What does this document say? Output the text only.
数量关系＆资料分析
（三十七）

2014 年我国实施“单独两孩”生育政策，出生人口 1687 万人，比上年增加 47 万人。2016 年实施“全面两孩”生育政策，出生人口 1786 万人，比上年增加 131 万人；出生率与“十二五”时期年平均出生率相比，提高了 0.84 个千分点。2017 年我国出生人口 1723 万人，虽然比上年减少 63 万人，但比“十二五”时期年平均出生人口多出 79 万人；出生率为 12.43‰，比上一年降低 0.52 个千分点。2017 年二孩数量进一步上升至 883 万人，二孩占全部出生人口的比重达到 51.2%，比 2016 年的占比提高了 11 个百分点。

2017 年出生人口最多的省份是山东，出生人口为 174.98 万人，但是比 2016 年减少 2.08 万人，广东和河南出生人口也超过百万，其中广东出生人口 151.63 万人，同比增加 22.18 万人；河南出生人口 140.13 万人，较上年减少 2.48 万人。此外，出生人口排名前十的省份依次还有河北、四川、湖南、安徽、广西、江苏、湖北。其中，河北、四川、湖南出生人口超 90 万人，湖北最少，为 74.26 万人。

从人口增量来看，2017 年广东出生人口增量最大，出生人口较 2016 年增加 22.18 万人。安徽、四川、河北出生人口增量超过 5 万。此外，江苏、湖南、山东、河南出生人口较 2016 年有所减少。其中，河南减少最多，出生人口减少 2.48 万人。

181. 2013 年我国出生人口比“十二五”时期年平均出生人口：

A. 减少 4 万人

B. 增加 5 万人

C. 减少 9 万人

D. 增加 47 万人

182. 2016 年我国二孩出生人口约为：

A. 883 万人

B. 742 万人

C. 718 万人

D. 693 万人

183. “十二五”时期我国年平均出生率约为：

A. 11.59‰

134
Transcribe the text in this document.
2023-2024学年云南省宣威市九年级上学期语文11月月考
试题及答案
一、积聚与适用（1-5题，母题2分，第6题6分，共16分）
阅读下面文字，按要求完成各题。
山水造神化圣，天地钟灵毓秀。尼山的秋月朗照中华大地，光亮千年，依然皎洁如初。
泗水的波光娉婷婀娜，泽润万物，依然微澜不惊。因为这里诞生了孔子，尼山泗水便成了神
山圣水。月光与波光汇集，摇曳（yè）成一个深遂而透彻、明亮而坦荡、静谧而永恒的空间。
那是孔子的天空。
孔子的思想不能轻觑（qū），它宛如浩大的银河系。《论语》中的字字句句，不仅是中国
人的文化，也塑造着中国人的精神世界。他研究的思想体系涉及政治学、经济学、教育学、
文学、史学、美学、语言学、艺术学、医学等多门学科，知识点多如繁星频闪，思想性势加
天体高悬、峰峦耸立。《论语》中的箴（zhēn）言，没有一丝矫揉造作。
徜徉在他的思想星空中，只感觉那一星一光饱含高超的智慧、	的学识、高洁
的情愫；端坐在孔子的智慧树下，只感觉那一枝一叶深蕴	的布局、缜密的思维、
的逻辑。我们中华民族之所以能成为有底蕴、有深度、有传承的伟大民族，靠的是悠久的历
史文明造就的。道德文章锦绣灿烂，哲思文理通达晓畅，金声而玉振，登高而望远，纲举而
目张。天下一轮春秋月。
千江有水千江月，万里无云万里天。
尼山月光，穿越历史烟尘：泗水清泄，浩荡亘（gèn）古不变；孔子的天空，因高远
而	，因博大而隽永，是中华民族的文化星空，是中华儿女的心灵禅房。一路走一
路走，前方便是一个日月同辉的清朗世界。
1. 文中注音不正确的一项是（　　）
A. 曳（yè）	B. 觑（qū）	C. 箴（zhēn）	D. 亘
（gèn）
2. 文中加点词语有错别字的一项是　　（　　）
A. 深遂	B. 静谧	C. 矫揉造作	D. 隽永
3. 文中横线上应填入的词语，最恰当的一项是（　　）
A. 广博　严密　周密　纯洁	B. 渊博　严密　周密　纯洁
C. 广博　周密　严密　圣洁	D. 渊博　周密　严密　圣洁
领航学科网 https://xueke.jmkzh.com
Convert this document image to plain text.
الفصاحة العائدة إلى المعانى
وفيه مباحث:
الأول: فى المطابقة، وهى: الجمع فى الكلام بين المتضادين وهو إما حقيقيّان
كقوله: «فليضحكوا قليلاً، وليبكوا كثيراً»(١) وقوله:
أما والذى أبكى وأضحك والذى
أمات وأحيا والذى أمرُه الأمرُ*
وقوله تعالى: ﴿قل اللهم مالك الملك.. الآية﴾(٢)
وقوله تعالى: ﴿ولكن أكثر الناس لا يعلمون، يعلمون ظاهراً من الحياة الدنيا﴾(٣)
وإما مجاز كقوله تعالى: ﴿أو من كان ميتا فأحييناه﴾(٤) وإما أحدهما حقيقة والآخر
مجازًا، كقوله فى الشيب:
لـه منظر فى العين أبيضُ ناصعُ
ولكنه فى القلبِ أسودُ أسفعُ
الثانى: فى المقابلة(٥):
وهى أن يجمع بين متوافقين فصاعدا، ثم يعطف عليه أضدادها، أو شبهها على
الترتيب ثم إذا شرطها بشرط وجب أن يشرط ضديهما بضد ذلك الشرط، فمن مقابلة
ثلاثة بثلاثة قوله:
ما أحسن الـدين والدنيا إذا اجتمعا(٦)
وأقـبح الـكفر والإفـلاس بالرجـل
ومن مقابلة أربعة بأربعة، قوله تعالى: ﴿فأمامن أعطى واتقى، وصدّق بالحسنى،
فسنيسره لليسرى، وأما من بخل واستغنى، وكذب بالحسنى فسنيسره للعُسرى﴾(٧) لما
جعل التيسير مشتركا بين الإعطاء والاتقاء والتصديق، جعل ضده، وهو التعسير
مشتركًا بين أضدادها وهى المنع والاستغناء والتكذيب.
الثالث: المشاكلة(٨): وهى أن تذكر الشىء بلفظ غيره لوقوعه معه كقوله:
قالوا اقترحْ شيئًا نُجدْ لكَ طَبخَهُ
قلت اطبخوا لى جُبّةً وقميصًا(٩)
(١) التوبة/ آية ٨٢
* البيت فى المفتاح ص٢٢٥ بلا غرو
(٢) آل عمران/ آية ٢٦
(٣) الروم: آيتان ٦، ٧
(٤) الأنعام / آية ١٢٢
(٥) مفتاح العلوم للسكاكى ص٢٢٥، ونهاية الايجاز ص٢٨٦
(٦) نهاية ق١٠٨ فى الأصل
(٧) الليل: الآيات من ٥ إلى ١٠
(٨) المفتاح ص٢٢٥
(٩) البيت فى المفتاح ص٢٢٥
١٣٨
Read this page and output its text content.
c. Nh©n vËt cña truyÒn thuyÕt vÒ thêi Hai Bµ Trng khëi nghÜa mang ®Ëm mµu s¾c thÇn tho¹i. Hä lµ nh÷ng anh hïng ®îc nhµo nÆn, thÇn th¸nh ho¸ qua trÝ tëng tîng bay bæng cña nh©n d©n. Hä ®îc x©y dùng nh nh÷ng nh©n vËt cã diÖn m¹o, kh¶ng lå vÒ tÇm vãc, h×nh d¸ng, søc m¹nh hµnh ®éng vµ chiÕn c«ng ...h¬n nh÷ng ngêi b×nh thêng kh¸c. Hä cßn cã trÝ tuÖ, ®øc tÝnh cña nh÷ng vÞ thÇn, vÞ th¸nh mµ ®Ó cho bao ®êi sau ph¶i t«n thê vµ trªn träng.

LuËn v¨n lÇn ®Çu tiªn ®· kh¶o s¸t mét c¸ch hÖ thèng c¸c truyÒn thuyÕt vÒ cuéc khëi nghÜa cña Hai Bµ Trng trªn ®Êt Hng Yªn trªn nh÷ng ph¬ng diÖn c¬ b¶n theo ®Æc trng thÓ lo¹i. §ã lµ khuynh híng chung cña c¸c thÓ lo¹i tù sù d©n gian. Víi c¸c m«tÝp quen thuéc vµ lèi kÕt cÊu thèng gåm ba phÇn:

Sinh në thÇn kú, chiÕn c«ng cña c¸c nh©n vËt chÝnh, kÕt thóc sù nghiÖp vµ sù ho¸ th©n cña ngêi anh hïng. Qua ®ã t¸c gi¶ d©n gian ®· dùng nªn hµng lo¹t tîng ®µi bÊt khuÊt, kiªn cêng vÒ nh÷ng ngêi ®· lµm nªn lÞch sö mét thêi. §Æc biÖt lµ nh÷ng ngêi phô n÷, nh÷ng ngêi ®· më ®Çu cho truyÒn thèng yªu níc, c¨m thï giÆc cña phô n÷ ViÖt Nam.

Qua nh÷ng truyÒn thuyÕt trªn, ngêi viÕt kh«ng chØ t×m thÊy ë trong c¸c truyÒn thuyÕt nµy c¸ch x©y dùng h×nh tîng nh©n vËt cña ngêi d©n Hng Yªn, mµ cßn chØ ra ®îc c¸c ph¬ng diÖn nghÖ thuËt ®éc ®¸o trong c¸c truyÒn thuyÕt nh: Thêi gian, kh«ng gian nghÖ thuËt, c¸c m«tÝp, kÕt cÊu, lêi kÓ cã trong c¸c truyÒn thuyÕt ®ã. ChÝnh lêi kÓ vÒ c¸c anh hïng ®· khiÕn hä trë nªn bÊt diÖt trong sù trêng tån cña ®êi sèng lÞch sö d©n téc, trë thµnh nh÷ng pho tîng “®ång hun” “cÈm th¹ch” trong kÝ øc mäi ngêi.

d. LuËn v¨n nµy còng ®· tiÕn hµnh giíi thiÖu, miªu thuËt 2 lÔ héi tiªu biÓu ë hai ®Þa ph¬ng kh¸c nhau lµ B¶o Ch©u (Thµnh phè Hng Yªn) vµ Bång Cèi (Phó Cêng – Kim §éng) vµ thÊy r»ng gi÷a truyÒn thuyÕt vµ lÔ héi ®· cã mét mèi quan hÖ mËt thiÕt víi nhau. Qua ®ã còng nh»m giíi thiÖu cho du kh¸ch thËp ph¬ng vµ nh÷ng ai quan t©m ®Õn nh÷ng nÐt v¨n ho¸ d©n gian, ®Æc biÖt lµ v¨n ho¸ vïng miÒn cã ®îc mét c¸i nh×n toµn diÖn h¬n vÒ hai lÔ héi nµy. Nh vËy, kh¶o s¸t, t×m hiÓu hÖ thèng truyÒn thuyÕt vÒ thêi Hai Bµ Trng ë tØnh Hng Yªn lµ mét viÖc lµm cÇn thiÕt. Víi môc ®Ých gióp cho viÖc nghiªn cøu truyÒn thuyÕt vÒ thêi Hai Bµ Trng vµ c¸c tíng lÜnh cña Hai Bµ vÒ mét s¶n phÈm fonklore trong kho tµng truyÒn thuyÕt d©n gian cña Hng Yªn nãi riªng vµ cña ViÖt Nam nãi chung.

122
= = = =
Give the number of lines in the entries above that include the string "تعالى". No other output is expected.

4